## start Provided data
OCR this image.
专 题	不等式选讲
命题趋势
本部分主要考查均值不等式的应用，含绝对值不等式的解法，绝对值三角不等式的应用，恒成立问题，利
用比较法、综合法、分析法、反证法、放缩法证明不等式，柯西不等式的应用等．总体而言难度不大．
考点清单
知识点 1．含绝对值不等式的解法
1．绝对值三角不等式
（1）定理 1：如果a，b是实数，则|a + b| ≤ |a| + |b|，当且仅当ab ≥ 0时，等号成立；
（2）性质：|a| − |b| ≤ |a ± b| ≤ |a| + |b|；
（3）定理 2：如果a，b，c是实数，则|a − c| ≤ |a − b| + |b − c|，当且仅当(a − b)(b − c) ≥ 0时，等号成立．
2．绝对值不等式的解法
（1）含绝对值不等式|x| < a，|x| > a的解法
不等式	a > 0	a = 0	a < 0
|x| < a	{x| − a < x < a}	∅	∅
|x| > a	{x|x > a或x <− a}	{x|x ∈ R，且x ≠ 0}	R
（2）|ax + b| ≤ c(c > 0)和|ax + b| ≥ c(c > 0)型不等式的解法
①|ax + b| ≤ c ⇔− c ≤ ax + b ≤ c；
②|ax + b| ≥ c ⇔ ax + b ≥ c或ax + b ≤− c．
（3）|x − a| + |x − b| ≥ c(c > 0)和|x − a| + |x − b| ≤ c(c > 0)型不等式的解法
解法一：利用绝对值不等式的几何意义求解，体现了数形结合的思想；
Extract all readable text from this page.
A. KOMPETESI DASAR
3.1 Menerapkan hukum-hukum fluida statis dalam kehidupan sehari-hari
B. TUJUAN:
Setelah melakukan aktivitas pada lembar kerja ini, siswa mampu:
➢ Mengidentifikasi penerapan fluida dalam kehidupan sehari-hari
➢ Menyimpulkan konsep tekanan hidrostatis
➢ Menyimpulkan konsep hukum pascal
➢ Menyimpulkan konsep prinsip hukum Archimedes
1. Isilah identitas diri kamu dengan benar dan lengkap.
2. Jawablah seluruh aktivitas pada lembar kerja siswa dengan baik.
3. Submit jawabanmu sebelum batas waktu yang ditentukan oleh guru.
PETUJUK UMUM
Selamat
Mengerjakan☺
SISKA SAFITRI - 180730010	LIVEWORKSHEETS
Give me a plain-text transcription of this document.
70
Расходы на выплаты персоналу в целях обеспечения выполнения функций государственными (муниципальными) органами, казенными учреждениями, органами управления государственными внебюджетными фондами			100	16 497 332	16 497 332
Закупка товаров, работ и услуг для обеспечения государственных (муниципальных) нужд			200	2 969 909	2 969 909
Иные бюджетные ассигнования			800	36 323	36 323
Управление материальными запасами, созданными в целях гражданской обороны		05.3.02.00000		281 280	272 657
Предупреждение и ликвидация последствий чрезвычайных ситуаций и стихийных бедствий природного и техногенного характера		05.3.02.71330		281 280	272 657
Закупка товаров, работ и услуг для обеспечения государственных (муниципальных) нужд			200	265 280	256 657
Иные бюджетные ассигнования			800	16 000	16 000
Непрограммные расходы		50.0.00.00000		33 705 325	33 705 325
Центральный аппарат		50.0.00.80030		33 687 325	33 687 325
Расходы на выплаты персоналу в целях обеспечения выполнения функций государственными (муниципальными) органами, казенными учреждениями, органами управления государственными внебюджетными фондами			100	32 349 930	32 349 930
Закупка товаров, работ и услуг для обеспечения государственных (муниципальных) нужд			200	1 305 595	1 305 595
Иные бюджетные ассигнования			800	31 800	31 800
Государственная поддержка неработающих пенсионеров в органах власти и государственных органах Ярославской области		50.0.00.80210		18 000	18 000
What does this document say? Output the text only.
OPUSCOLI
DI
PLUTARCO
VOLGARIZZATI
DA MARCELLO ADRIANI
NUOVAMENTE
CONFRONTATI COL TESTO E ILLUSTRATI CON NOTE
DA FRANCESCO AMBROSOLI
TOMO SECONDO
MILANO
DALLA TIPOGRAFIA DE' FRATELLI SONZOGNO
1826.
## end Provided data
Work required » Where a line holds the string "dalam", copy that line.

Final answer »
3.1 Menerapkan hukum-hukum fluida statis dalam kehidupan sehari-hari
➢ Mengidentifikasi penerapan fluida dalam kehidupan sehari-hari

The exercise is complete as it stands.